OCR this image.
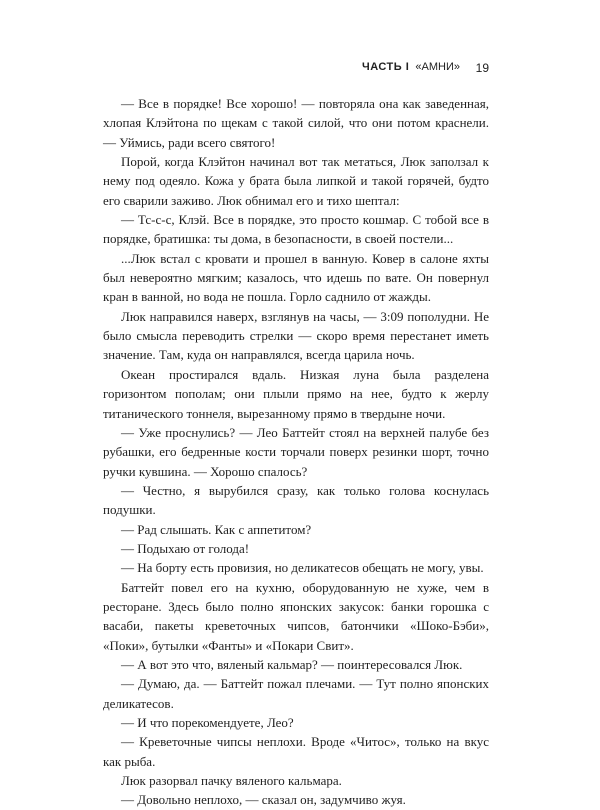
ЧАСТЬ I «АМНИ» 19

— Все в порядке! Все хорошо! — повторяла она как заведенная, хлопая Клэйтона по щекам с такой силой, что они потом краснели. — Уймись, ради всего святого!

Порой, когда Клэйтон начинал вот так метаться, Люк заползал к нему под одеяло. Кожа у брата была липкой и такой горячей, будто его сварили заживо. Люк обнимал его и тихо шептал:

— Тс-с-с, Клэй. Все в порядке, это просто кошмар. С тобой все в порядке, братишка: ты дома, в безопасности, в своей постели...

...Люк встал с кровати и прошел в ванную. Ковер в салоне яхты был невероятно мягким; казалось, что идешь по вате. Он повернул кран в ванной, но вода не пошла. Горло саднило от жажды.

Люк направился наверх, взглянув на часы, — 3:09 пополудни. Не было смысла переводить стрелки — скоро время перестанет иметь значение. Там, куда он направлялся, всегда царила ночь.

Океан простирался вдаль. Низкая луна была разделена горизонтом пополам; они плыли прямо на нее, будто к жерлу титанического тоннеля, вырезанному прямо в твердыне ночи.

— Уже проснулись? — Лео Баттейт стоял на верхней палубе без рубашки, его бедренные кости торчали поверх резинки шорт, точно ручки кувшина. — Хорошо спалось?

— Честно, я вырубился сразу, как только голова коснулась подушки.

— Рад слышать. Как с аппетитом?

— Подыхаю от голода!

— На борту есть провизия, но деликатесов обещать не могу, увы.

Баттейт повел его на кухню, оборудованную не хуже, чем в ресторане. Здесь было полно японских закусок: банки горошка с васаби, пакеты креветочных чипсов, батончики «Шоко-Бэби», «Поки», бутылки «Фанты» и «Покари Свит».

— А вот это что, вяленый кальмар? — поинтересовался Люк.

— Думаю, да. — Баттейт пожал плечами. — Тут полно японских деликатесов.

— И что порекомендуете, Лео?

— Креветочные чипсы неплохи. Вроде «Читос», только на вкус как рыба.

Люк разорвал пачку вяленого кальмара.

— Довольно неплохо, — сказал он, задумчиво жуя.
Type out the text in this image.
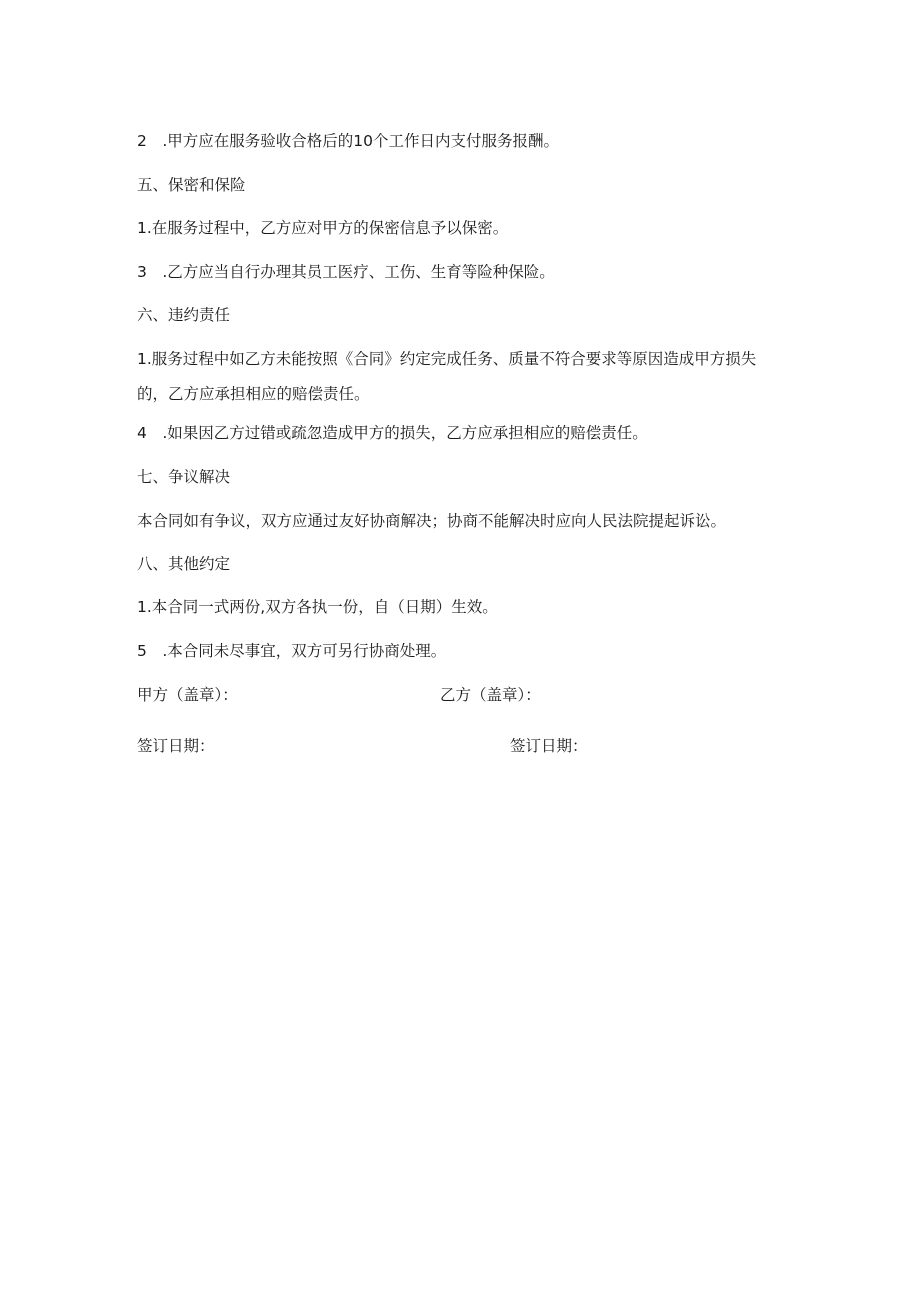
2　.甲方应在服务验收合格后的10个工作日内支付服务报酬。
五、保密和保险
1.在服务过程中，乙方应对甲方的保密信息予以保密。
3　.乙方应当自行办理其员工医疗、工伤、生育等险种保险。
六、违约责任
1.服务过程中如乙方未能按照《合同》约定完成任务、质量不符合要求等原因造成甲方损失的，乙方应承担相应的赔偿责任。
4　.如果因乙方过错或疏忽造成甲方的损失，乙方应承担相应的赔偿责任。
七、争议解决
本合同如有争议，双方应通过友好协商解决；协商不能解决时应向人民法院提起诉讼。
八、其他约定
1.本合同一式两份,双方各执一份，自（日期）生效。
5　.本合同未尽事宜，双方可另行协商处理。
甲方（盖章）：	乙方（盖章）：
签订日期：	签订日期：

### What you have to do
Pictures don't belong in the copy. Restate all the entries exactly.

### Written solution
OCR this image.
ЧАСТЬ I «АМНИ» 19

— Все в порядке! Все хорошо! — повторяла она как заведенная, хлопая Клэйтона по щекам с такой силой, что они потом краснели. — Уймись, ради всего святого!

Порой, когда Клэйтон начинал вот так метаться, Люк заползал к нему под одеяло. Кожа у брата была липкой и такой горячей, будто его сварили заживо. Люк обнимал его и тихо шептал:

— Тс-с-с, Клэй. Все в порядке, это просто кошмар. С тобой все в порядке, братишка: ты дома, в безопасности, в своей постели...

...Люк встал с кровати и прошел в ванную. Ковер в салоне яхты был невероятно мягким; казалось, что идешь по вате. Он повернул кран в ванной, но вода не пошла. Горло саднило от жажды.

Люк направился наверх, взглянув на часы, — 3:09 пополудни. Не было смысла переводить стрелки — скоро время перестанет иметь значение. Там, куда он направлялся, всегда царила ночь.

Океан простирался вдаль. Низкая луна была разделена горизонтом пополам; они плыли прямо на нее, будто к жерлу титанического тоннеля, вырезанному прямо в твердыне ночи.

— Уже проснулись? — Лео Баттейт стоял на верхней палубе без рубашки, его бедренные кости торчали поверх резинки шорт, точно ручки кувшина. — Хорошо спалось?

— Честно, я вырубился сразу, как только голова коснулась подушки.

— Рад слышать. Как с аппетитом?

— Подыхаю от голода!

— На борту есть провизия, но деликатесов обещать не могу, увы.

Баттейт повел его на кухню, оборудованную не хуже, чем в ресторане. Здесь было полно японских закусок: банки горошка с васаби, пакеты креветочных чипсов, батончики «Шоко-Бэби», «Поки», бутылки «Фанты» и «Покари Свит».

— А вот это что, вяленый кальмар? — поинтересовался Люк.

— Думаю, да. — Баттейт пожал плечами. — Тут полно японских деликатесов.

— И что порекомендуете, Лео?

— Креветочные чипсы неплохи. Вроде «Читос», только на вкус как рыба.

Люк разорвал пачку вяленого кальмара.

— Довольно неплохо, — сказал он, задумчиво жуя.
Type out the text in this image.
2　.甲方应在服务验收合格后的10个工作日内支付服务报酬。
五、保密和保险
1.在服务过程中，乙方应对甲方的保密信息予以保密。
3　.乙方应当自行办理其员工医疗、工伤、生育等险种保险。
六、违约责任
1.服务过程中如乙方未能按照《合同》约定完成任务、质量不符合要求等原因造成甲方损失的，乙方应承担相应的赔偿责任。
4　.如果因乙方过错或疏忽造成甲方的损失，乙方应承担相应的赔偿责任。
七、争议解决
本合同如有争议，双方应通过友好协商解决；协商不能解决时应向人民法院提起诉讼。
八、其他约定
1.本合同一式两份,双方各执一份，自（日期）生效。
5　.本合同未尽事宜，双方可另行协商处理。
甲方（盖章）：	乙方（盖章）：
签订日期：	签订日期：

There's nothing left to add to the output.